→ PROBLEM DETAILS:
Reproduce all of the material word for word.

#### DATA

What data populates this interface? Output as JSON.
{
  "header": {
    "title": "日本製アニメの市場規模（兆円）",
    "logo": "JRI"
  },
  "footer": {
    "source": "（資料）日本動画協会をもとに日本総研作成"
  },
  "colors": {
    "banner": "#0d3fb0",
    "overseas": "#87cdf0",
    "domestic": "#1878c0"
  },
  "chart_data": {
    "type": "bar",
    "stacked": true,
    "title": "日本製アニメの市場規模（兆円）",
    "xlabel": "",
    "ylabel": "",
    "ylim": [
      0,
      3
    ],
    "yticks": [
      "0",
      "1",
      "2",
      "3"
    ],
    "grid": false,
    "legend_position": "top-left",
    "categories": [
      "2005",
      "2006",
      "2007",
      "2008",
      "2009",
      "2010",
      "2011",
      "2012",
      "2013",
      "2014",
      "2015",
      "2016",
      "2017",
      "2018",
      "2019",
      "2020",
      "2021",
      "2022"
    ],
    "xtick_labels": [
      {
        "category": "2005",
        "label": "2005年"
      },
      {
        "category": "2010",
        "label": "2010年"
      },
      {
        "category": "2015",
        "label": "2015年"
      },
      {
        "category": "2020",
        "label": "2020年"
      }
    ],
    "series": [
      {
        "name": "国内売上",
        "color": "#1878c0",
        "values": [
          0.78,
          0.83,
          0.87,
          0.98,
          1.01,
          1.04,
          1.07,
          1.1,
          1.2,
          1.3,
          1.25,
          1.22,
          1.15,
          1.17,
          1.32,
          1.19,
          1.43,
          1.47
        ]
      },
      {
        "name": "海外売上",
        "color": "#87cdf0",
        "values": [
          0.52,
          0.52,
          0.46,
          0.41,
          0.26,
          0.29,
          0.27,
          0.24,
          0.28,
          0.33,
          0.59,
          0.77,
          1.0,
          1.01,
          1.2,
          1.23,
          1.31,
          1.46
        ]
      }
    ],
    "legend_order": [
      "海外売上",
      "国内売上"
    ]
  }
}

########

→ SOLUTION FOR THIS PROBLEM:
What data populates this interface? Output as JSON.
{
  "header": {
    "title": "日本製アニメの市場規模（兆円）",
    "logo": "JRI"
  },
  "footer": {
    "source": "（資料）日本動画協会をもとに日本総研作成"
  },
  "colors": {
    "banner": "#0d3fb0",
    "overseas": "#87cdf0",
    "domestic": "#1878c0"
  },
  "chart_data": {
    "type": "bar",
    "stacked": true,
    "title": "日本製アニメの市場規模（兆円）",
    "xlabel": "",
    "ylabel": "",
    "ylim": [
      0,
      3
    ],
    "yticks": [
      "0",
      "1",
      "2",
      "3"
    ],
    "grid": false,
    "legend_position": "top-left",
    "categories": [
      "2005",
      "2006",
      "2007",
      "2008",
      "2009",
      "2010",
      "2011",
      "2012",
      "2013",
      "2014",
      "2015",
      "2016",
      "2017",
      "2018",
      "2019",
      "2020",
      "2021",
      "2022"
    ],
    "xtick_labels": [
      {
        "category": "2005",
        "label": "2005年"
      },
      {
        "category": "2010",
        "label": "2010年"
      },
      {
        "category": "2015",
        "label": "2015年"
      },
      {
        "category": "2020",
        "label": "2020年"
      }
    ],
    "series": [
      {
        "name": "国内売上",
        "color": "#1878c0",
        "values": [
          0.78,
          0.83,
          0.87,
          0.98,
          1.01,
          1.04,
          1.07,
          1.1,
          1.2,
          1.3,
          1.25,
          1.22,
          1.15,
          1.17,
          1.32,
          1.19,
          1.43,
          1.47
        ]
      },
      {
        "name": "海外売上",
        "color": "#87cdf0",
        "values": [
          0.52,
          0.52,
          0.46,
          0.41,
          0.26,
          0.29,
          0.27,
          0.24,
          0.28,
          0.33,
          0.59,
          0.77,
          1.0,
          1.01,
          1.2,
          1.23,
          1.31,
          1.46
        ]
      }
    ],
    "legend_order": [
      "海外売上",
      "国内売上"
    ]
  }
}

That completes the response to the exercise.